--- RECORD SET ---

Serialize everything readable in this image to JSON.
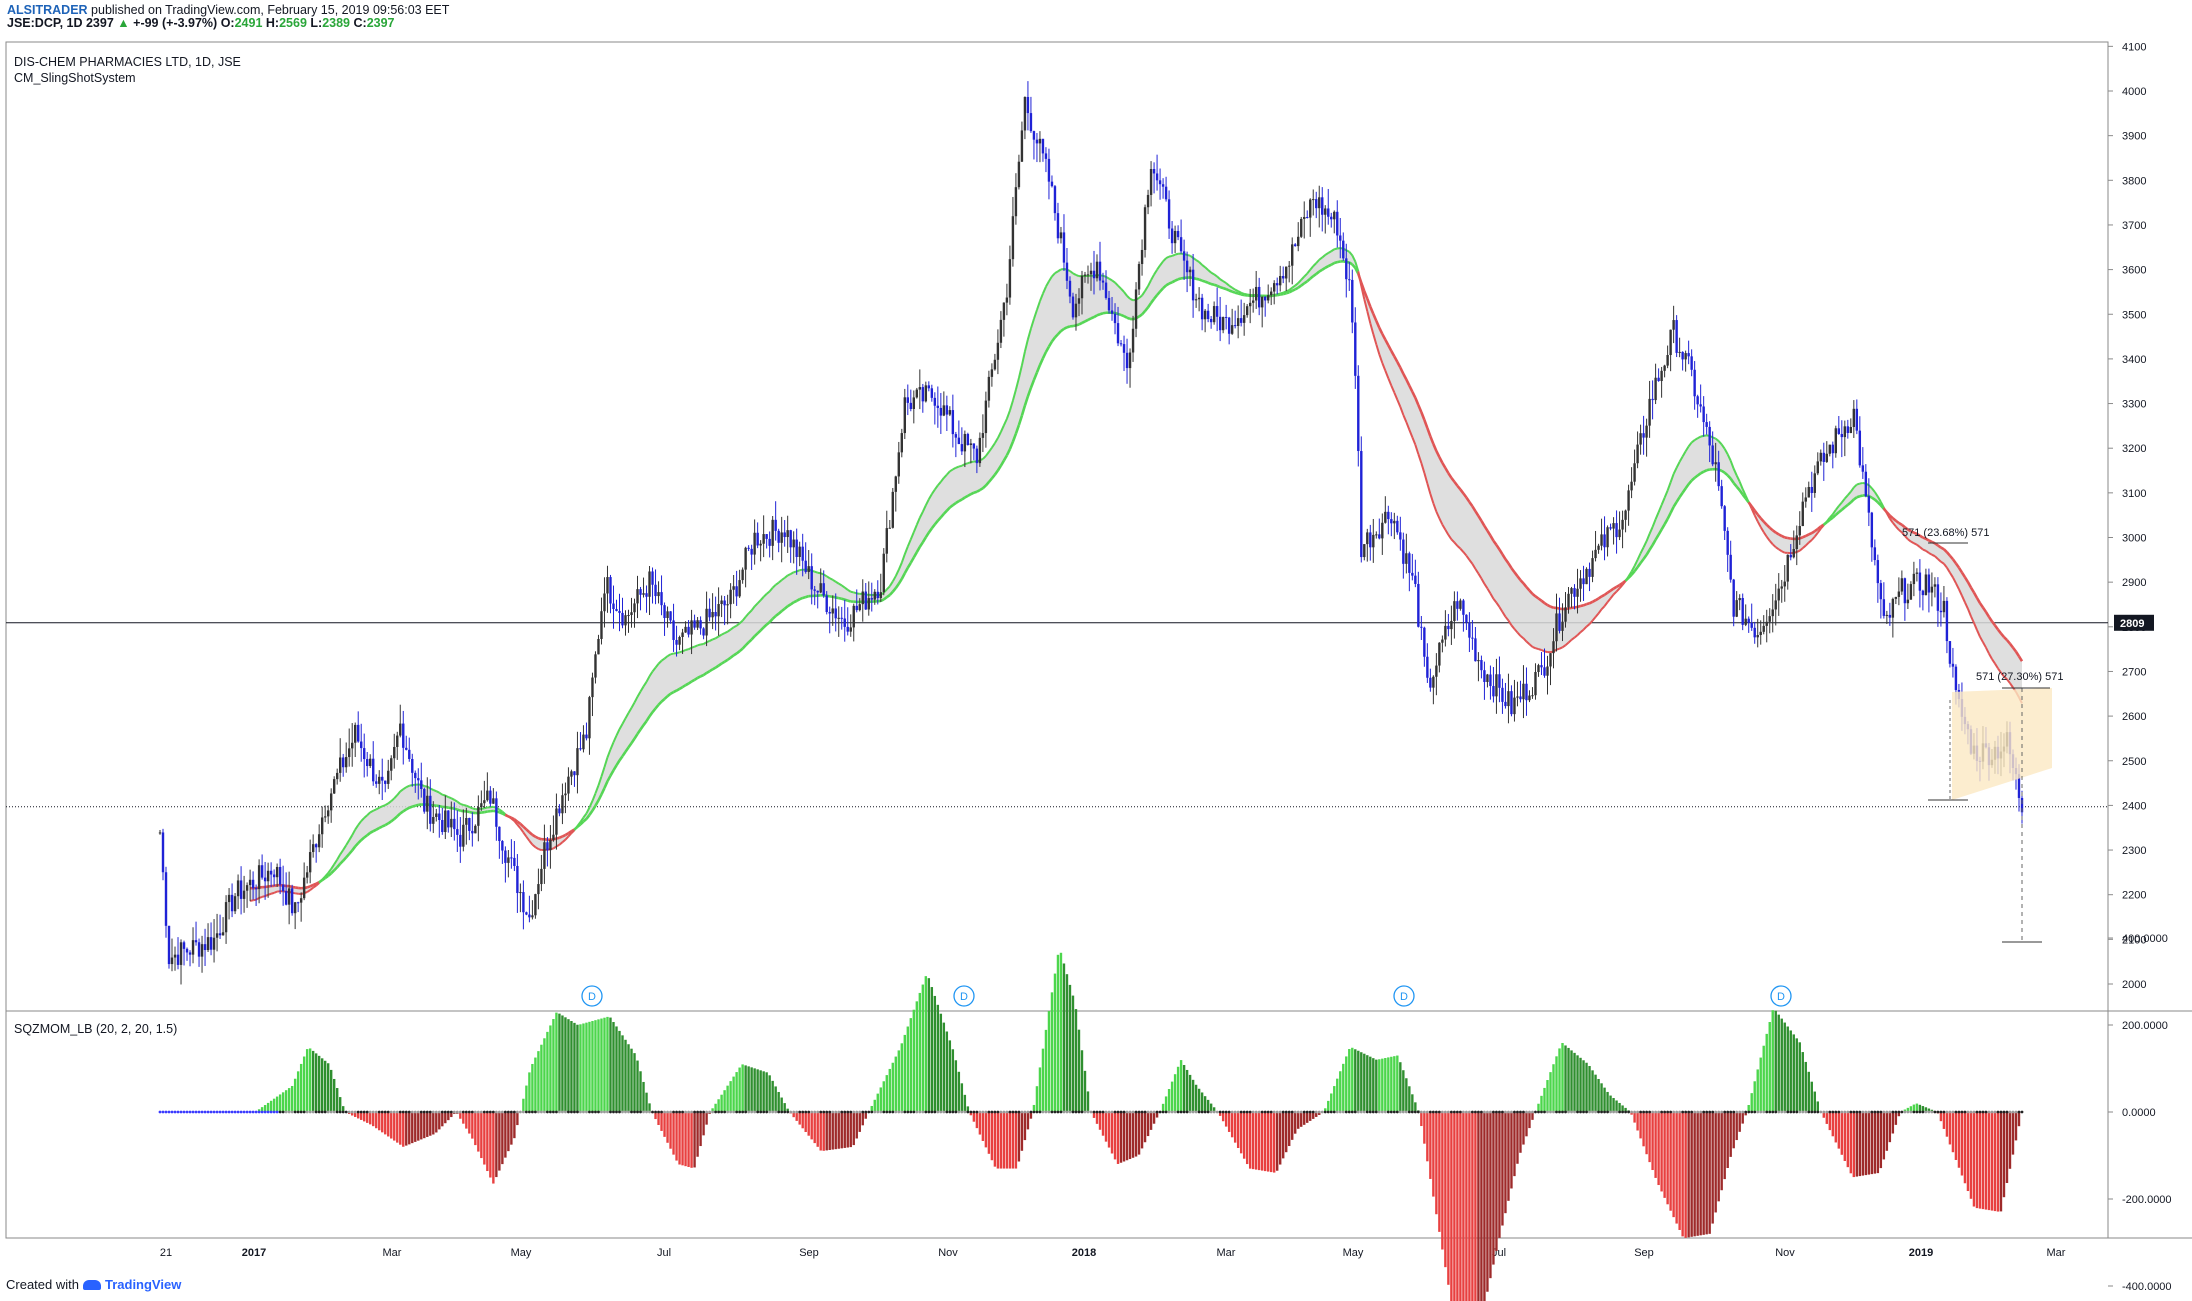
{
  "header": {
    "author": "ALSITRADER",
    "published": "published on TradingView.com, February 15, 2019 09:56:03 EET",
    "symbol": "JSE:DCP, 1D",
    "last": "2397",
    "change": "+-99 (+-3.97%)",
    "open_label": "O:",
    "open": "2491",
    "high_label": "H:",
    "high": "2569",
    "low_label": "L:",
    "low": "2389",
    "close_label": "C:",
    "close": "2397",
    "title": "DIS-CHEM PHARMACIES LTD, 1D, JSE",
    "indicator": "CM_SlingShotSystem"
  },
  "footer": {
    "created_with": "Created with",
    "brand": "TradingView"
  },
  "colors": {
    "up_bar": "#333333",
    "down_bar": "#1f22d6",
    "ema_up": "#55d655",
    "ema_down": "#e05555",
    "cloud": "#d9d9d9",
    "mom_up": "#4cd64c",
    "mom_down": "#e84040"
  },
  "chart_data": [
    {
      "type": "candlestick",
      "title": "DIS-CHEM PHARMACIES LTD, 1D, JSE",
      "x_tick_labels": [
        "21",
        "2017",
        "Mar",
        "May",
        "Jul",
        "Sep",
        "Nov",
        "2018",
        "Mar",
        "May",
        "Jul",
        "Sep",
        "Nov",
        "2019",
        "Mar"
      ],
      "y_tick_labels": [
        "4100",
        "4000",
        "3900",
        "3800",
        "3700",
        "3600",
        "3500",
        "3400",
        "3300",
        "3200",
        "3100",
        "3000",
        "2900",
        "2800",
        "2700",
        "2600",
        "2500",
        "2400",
        "2300",
        "2200",
        "2100",
        "2000"
      ],
      "ylim": [
        1970,
        4105
      ],
      "horizontal_line": {
        "value": 2809,
        "label": "2809"
      },
      "current_price_line": 2397,
      "annotations": [
        {
          "text": "571 (23.68%) 571"
        },
        {
          "text": "571 (27.30%) 571"
        }
      ],
      "dividend_markers": [
        "D",
        "D",
        "D",
        "D"
      ],
      "price_path": [
        [
          0,
          2340
        ],
        [
          3,
          2060
        ],
        [
          18,
          2100
        ],
        [
          25,
          2200
        ],
        [
          38,
          2260
        ],
        [
          45,
          2160
        ],
        [
          55,
          2400
        ],
        [
          65,
          2560
        ],
        [
          75,
          2420
        ],
        [
          80,
          2580
        ],
        [
          88,
          2400
        ],
        [
          100,
          2330
        ],
        [
          110,
          2420
        ],
        [
          115,
          2300
        ],
        [
          123,
          2150
        ],
        [
          128,
          2300
        ],
        [
          135,
          2450
        ],
        [
          142,
          2560
        ],
        [
          148,
          2900
        ],
        [
          155,
          2820
        ],
        [
          163,
          2900
        ],
        [
          172,
          2760
        ],
        [
          180,
          2800
        ],
        [
          190,
          2860
        ],
        [
          198,
          3000
        ],
        [
          208,
          3020
        ],
        [
          218,
          2890
        ],
        [
          228,
          2810
        ],
        [
          240,
          2900
        ],
        [
          248,
          3300
        ],
        [
          258,
          3320
        ],
        [
          266,
          3220
        ],
        [
          272,
          3180
        ],
        [
          282,
          3560
        ],
        [
          288,
          3980
        ],
        [
          296,
          3800
        ],
        [
          304,
          3520
        ],
        [
          312,
          3620
        ],
        [
          322,
          3380
        ],
        [
          330,
          3850
        ],
        [
          340,
          3620
        ],
        [
          348,
          3500
        ],
        [
          355,
          3480
        ],
        [
          366,
          3540
        ],
        [
          376,
          3620
        ],
        [
          384,
          3760
        ],
        [
          392,
          3700
        ],
        [
          396,
          3560
        ],
        [
          398,
          3380
        ],
        [
          400,
          2980
        ],
        [
          410,
          3060
        ],
        [
          418,
          2880
        ],
        [
          422,
          2660
        ],
        [
          432,
          2860
        ],
        [
          440,
          2710
        ],
        [
          450,
          2620
        ],
        [
          460,
          2700
        ],
        [
          468,
          2860
        ],
        [
          478,
          2960
        ],
        [
          488,
          3060
        ],
        [
          496,
          3300
        ],
        [
          504,
          3460
        ],
        [
          510,
          3360
        ],
        [
          518,
          3150
        ],
        [
          524,
          2850
        ],
        [
          532,
          2790
        ],
        [
          540,
          2900
        ],
        [
          548,
          3100
        ],
        [
          556,
          3200
        ],
        [
          564,
          3280
        ],
        [
          568,
          3080
        ],
        [
          574,
          2800
        ],
        [
          580,
          2880
        ],
        [
          588,
          2900
        ],
        [
          594,
          2840
        ],
        [
          598,
          2640
        ],
        [
          604,
          2520
        ],
        [
          610,
          2520
        ],
        [
          615,
          2540
        ],
        [
          620,
          2397
        ]
      ]
    },
    {
      "type": "bar",
      "title": "SQZMOM_LB (20, 2, 20, 1.5)",
      "y_tick_labels": [
        "400.0000",
        "200.0000",
        "0.0000",
        "-200.0000",
        "-400.0000"
      ],
      "ylim": [
        -600,
        430
      ],
      "momentum_path": [
        [
          0,
          0
        ],
        [
          36,
          0
        ],
        [
          50,
          60
        ],
        [
          56,
          150
        ],
        [
          64,
          110
        ],
        [
          70,
          0
        ],
        [
          80,
          -30
        ],
        [
          92,
          -80
        ],
        [
          104,
          -50
        ],
        [
          112,
          0
        ],
        [
          118,
          -60
        ],
        [
          126,
          -165
        ],
        [
          134,
          -60
        ],
        [
          140,
          100
        ],
        [
          150,
          230
        ],
        [
          158,
          200
        ],
        [
          170,
          220
        ],
        [
          180,
          130
        ],
        [
          186,
          0
        ],
        [
          196,
          -120
        ],
        [
          202,
          -130
        ],
        [
          208,
          0
        ],
        [
          220,
          110
        ],
        [
          230,
          90
        ],
        [
          238,
          0
        ],
        [
          250,
          -90
        ],
        [
          262,
          -80
        ],
        [
          268,
          0
        ],
        [
          280,
          150
        ],
        [
          290,
          320
        ],
        [
          300,
          140
        ],
        [
          306,
          0
        ],
        [
          316,
          -130
        ],
        [
          324,
          -130
        ],
        [
          330,
          0
        ],
        [
          340,
          380
        ],
        [
          346,
          250
        ],
        [
          352,
          0
        ],
        [
          362,
          -120
        ],
        [
          370,
          -100
        ],
        [
          378,
          0
        ],
        [
          386,
          120
        ],
        [
          392,
          60
        ],
        [
          400,
          0
        ],
        [
          412,
          -130
        ],
        [
          422,
          -140
        ],
        [
          430,
          -40
        ],
        [
          440,
          0
        ],
        [
          450,
          150
        ],
        [
          460,
          120
        ],
        [
          468,
          130
        ],
        [
          476,
          0
        ],
        [
          490,
          -500
        ],
        [
          498,
          -520
        ],
        [
          506,
          -300
        ],
        [
          514,
          -100
        ],
        [
          520,
          0
        ],
        [
          530,
          160
        ],
        [
          540,
          110
        ],
        [
          548,
          40
        ],
        [
          556,
          0
        ],
        [
          566,
          -160
        ],
        [
          576,
          -290
        ],
        [
          586,
          -280
        ],
        [
          594,
          -100
        ],
        [
          600,
          0
        ],
        [
          610,
          240
        ],
        [
          620,
          160
        ],
        [
          628,
          0
        ],
        [
          640,
          -150
        ],
        [
          650,
          -140
        ],
        [
          658,
          0
        ],
        [
          664,
          20
        ],
        [
          672,
          0
        ],
        [
          686,
          -220
        ],
        [
          696,
          -230
        ],
        [
          704,
          0
        ]
      ]
    }
  ]
}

---

EXERCISE GOAL: Reproduce the material above in full and without alteration, but skip all pictures.

EXERCISE OUTPUT:
Serialize everything readable in this image to JSON.
{
  "header": {
    "author": "ALSITRADER",
    "published": "published on TradingView.com, February 15, 2019 09:56:03 EET",
    "symbol": "JSE:DCP, 1D",
    "last": "2397",
    "change": "+-99 (+-3.97%)",
    "open_label": "O:",
    "open": "2491",
    "high_label": "H:",
    "high": "2569",
    "low_label": "L:",
    "low": "2389",
    "close_label": "C:",
    "close": "2397",
    "title": "DIS-CHEM PHARMACIES LTD, 1D, JSE",
    "indicator": "CM_SlingShotSystem"
  },
  "footer": {
    "created_with": "Created with",
    "brand": "TradingView"
  },
  "colors": {
    "up_bar": "#333333",
    "down_bar": "#1f22d6",
    "ema_up": "#55d655",
    "ema_down": "#e05555",
    "cloud": "#d9d9d9",
    "mom_up": "#4cd64c",
    "mom_down": "#e84040"
  },
  "chart_data": [
    {
      "type": "candlestick",
      "title": "DIS-CHEM PHARMACIES LTD, 1D, JSE",
      "x_tick_labels": [
        "21",
        "2017",
        "Mar",
        "May",
        "Jul",
        "Sep",
        "Nov",
        "2018",
        "Mar",
        "May",
        "Jul",
        "Sep",
        "Nov",
        "2019",
        "Mar"
      ],
      "y_tick_labels": [
        "4100",
        "4000",
        "3900",
        "3800",
        "3700",
        "3600",
        "3500",
        "3400",
        "3300",
        "3200",
        "3100",
        "3000",
        "2900",
        "2800",
        "2700",
        "2600",
        "2500",
        "2400",
        "2300",
        "2200",
        "2100",
        "2000"
      ],
      "ylim": [
        1970,
        4105
      ],
      "horizontal_line": {
        "value": 2809,
        "label": "2809"
      },
      "current_price_line": 2397,
      "annotations": [
        {
          "text": "571 (23.68%) 571"
        },
        {
          "text": "571 (27.30%) 571"
        }
      ],
      "dividend_markers": [
        "D",
        "D",
        "D",
        "D"
      ],
      "price_path": [
        [
          0,
          2340
        ],
        [
          3,
          2060
        ],
        [
          18,
          2100
        ],
        [
          25,
          2200
        ],
        [
          38,
          2260
        ],
        [
          45,
          2160
        ],
        [
          55,
          2400
        ],
        [
          65,
          2560
        ],
        [
          75,
          2420
        ],
        [
          80,
          2580
        ],
        [
          88,
          2400
        ],
        [
          100,
          2330
        ],
        [
          110,
          2420
        ],
        [
          115,
          2300
        ],
        [
          123,
          2150
        ],
        [
          128,
          2300
        ],
        [
          135,
          2450
        ],
        [
          142,
          2560
        ],
        [
          148,
          2900
        ],
        [
          155,
          2820
        ],
        [
          163,
          2900
        ],
        [
          172,
          2760
        ],
        [
          180,
          2800
        ],
        [
          190,
          2860
        ],
        [
          198,
          3000
        ],
        [
          208,
          3020
        ],
        [
          218,
          2890
        ],
        [
          228,
          2810
        ],
        [
          240,
          2900
        ],
        [
          248,
          3300
        ],
        [
          258,
          3320
        ],
        [
          266,
          3220
        ],
        [
          272,
          3180
        ],
        [
          282,
          3560
        ],
        [
          288,
          3980
        ],
        [
          296,
          3800
        ],
        [
          304,
          3520
        ],
        [
          312,
          3620
        ],
        [
          322,
          3380
        ],
        [
          330,
          3850
        ],
        [
          340,
          3620
        ],
        [
          348,
          3500
        ],
        [
          355,
          3480
        ],
        [
          366,
          3540
        ],
        [
          376,
          3620
        ],
        [
          384,
          3760
        ],
        [
          392,
          3700
        ],
        [
          396,
          3560
        ],
        [
          398,
          3380
        ],
        [
          400,
          2980
        ],
        [
          410,
          3060
        ],
        [
          418,
          2880
        ],
        [
          422,
          2660
        ],
        [
          432,
          2860
        ],
        [
          440,
          2710
        ],
        [
          450,
          2620
        ],
        [
          460,
          2700
        ],
        [
          468,
          2860
        ],
        [
          478,
          2960
        ],
        [
          488,
          3060
        ],
        [
          496,
          3300
        ],
        [
          504,
          3460
        ],
        [
          510,
          3360
        ],
        [
          518,
          3150
        ],
        [
          524,
          2850
        ],
        [
          532,
          2790
        ],
        [
          540,
          2900
        ],
        [
          548,
          3100
        ],
        [
          556,
          3200
        ],
        [
          564,
          3280
        ],
        [
          568,
          3080
        ],
        [
          574,
          2800
        ],
        [
          580,
          2880
        ],
        [
          588,
          2900
        ],
        [
          594,
          2840
        ],
        [
          598,
          2640
        ],
        [
          604,
          2520
        ],
        [
          610,
          2520
        ],
        [
          615,
          2540
        ],
        [
          620,
          2397
        ]
      ]
    },
    {
      "type": "bar",
      "title": "SQZMOM_LB (20, 2, 20, 1.5)",
      "y_tick_labels": [
        "400.0000",
        "200.0000",
        "0.0000",
        "-200.0000",
        "-400.0000"
      ],
      "ylim": [
        -600,
        430
      ],
      "momentum_path": [
        [
          0,
          0
        ],
        [
          36,
          0
        ],
        [
          50,
          60
        ],
        [
          56,
          150
        ],
        [
          64,
          110
        ],
        [
          70,
          0
        ],
        [
          80,
          -30
        ],
        [
          92,
          -80
        ],
        [
          104,
          -50
        ],
        [
          112,
          0
        ],
        [
          118,
          -60
        ],
        [
          126,
          -165
        ],
        [
          134,
          -60
        ],
        [
          140,
          100
        ],
        [
          150,
          230
        ],
        [
          158,
          200
        ],
        [
          170,
          220
        ],
        [
          180,
          130
        ],
        [
          186,
          0
        ],
        [
          196,
          -120
        ],
        [
          202,
          -130
        ],
        [
          208,
          0
        ],
        [
          220,
          110
        ],
        [
          230,
          90
        ],
        [
          238,
          0
        ],
        [
          250,
          -90
        ],
        [
          262,
          -80
        ],
        [
          268,
          0
        ],
        [
          280,
          150
        ],
        [
          290,
          320
        ],
        [
          300,
          140
        ],
        [
          306,
          0
        ],
        [
          316,
          -130
        ],
        [
          324,
          -130
        ],
        [
          330,
          0
        ],
        [
          340,
          380
        ],
        [
          346,
          250
        ],
        [
          352,
          0
        ],
        [
          362,
          -120
        ],
        [
          370,
          -100
        ],
        [
          378,
          0
        ],
        [
          386,
          120
        ],
        [
          392,
          60
        ],
        [
          400,
          0
        ],
        [
          412,
          -130
        ],
        [
          422,
          -140
        ],
        [
          430,
          -40
        ],
        [
          440,
          0
        ],
        [
          450,
          150
        ],
        [
          460,
          120
        ],
        [
          468,
          130
        ],
        [
          476,
          0
        ],
        [
          490,
          -500
        ],
        [
          498,
          -520
        ],
        [
          506,
          -300
        ],
        [
          514,
          -100
        ],
        [
          520,
          0
        ],
        [
          530,
          160
        ],
        [
          540,
          110
        ],
        [
          548,
          40
        ],
        [
          556,
          0
        ],
        [
          566,
          -160
        ],
        [
          576,
          -290
        ],
        [
          586,
          -280
        ],
        [
          594,
          -100
        ],
        [
          600,
          0
        ],
        [
          610,
          240
        ],
        [
          620,
          160
        ],
        [
          628,
          0
        ],
        [
          640,
          -150
        ],
        [
          650,
          -140
        ],
        [
          658,
          0
        ],
        [
          664,
          20
        ],
        [
          672,
          0
        ],
        [
          686,
          -220
        ],
        [
          696,
          -230
        ],
        [
          704,
          0
        ]
      ]
    }
  ]
}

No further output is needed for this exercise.